## Begin Data for the task
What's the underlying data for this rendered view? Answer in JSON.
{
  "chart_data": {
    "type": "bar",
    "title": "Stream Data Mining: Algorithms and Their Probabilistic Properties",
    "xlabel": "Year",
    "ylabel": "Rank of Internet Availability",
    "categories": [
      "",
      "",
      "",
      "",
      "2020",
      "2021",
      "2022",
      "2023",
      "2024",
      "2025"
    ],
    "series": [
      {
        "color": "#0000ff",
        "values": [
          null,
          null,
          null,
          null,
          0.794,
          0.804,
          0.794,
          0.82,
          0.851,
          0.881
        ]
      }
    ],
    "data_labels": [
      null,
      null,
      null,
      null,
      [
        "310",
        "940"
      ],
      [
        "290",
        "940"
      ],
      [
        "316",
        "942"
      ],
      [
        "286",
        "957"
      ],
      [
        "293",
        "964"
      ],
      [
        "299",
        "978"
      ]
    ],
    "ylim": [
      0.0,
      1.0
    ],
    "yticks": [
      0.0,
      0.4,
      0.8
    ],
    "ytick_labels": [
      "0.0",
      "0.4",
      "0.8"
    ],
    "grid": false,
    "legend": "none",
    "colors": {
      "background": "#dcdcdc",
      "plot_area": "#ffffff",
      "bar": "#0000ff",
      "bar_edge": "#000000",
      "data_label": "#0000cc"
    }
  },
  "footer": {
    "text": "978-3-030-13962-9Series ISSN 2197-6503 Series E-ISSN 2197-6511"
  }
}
## End Data for the task
What to produce: Quote every entry exactly.

Answer to this exercise:
What's the underlying data for this rendered view? Answer in JSON.
{
  "chart_data": {
    "type": "bar",
    "title": "Stream Data Mining: Algorithms and Their Probabilistic Properties",
    "xlabel": "Year",
    "ylabel": "Rank of Internet Availability",
    "categories": [
      "",
      "",
      "",
      "",
      "2020",
      "2021",
      "2022",
      "2023",
      "2024",
      "2025"
    ],
    "series": [
      {
        "color": "#0000ff",
        "values": [
          null,
          null,
          null,
          null,
          0.794,
          0.804,
          0.794,
          0.82,
          0.851,
          0.881
        ]
      }
    ],
    "data_labels": [
      null,
      null,
      null,
      null,
      [
        "310",
        "940"
      ],
      [
        "290",
        "940"
      ],
      [
        "316",
        "942"
      ],
      [
        "286",
        "957"
      ],
      [
        "293",
        "964"
      ],
      [
        "299",
        "978"
      ]
    ],
    "ylim": [
      0.0,
      1.0
    ],
    "yticks": [
      0.0,
      0.4,
      0.8
    ],
    "ytick_labels": [
      "0.0",
      "0.4",
      "0.8"
    ],
    "grid": false,
    "legend": "none",
    "colors": {
      "background": "#dcdcdc",
      "plot_area": "#ffffff",
      "bar": "#0000ff",
      "bar_edge": "#000000",
      "data_label": "#0000cc"
    }
  },
  "footer": {
    "text": "978-3-030-13962-9Series ISSN 2197-6503 Series E-ISSN 2197-6511"
  }
}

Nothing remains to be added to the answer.